* [Given information]

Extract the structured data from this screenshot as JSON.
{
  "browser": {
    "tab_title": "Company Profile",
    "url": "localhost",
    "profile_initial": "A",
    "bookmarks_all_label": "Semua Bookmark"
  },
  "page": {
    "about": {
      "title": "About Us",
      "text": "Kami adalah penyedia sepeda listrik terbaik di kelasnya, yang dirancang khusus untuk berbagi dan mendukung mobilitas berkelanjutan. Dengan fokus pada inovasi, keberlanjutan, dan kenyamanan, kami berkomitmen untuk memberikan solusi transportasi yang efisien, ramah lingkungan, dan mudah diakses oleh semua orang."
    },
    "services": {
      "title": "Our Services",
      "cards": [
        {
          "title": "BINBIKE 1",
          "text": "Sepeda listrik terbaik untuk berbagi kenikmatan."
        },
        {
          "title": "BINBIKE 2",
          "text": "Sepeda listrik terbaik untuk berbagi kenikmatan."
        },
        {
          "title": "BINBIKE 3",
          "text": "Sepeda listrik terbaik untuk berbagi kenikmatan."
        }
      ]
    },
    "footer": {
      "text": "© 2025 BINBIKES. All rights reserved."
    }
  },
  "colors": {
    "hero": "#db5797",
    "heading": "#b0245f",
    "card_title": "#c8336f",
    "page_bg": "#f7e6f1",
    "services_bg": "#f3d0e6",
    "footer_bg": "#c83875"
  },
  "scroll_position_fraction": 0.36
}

* [Required work]
Transcribe each entry precisely, missing none.

* [Written response]
Extract the structured data from this screenshot as JSON.
{
  "browser": {
    "tab_title": "Company Profile",
    "url": "localhost",
    "profile_initial": "A",
    "bookmarks_all_label": "Semua Bookmark"
  },
  "page": {
    "about": {
      "title": "About Us",
      "text": "Kami adalah penyedia sepeda listrik terbaik di kelasnya, yang dirancang khusus untuk berbagi dan mendukung mobilitas berkelanjutan. Dengan fokus pada inovasi, keberlanjutan, dan kenyamanan, kami berkomitmen untuk memberikan solusi transportasi yang efisien, ramah lingkungan, dan mudah diakses oleh semua orang."
    },
    "services": {
      "title": "Our Services",
      "cards": [
        {
          "title": "BINBIKE 1",
          "text": "Sepeda listrik terbaik untuk berbagi kenikmatan."
        },
        {
          "title": "BINBIKE 2",
          "text": "Sepeda listrik terbaik untuk berbagi kenikmatan."
        },
        {
          "title": "BINBIKE 3",
          "text": "Sepeda listrik terbaik untuk berbagi kenikmatan."
        }
      ]
    },
    "footer": {
      "text": "© 2025 BINBIKES. All rights reserved."
    }
  },
  "colors": {
    "hero": "#db5797",
    "heading": "#b0245f",
    "card_title": "#c8336f",
    "page_bg": "#f7e6f1",
    "services_bg": "#f3d0e6",
    "footer_bg": "#c83875"
  },
  "scroll_position_fraction": 0.36
}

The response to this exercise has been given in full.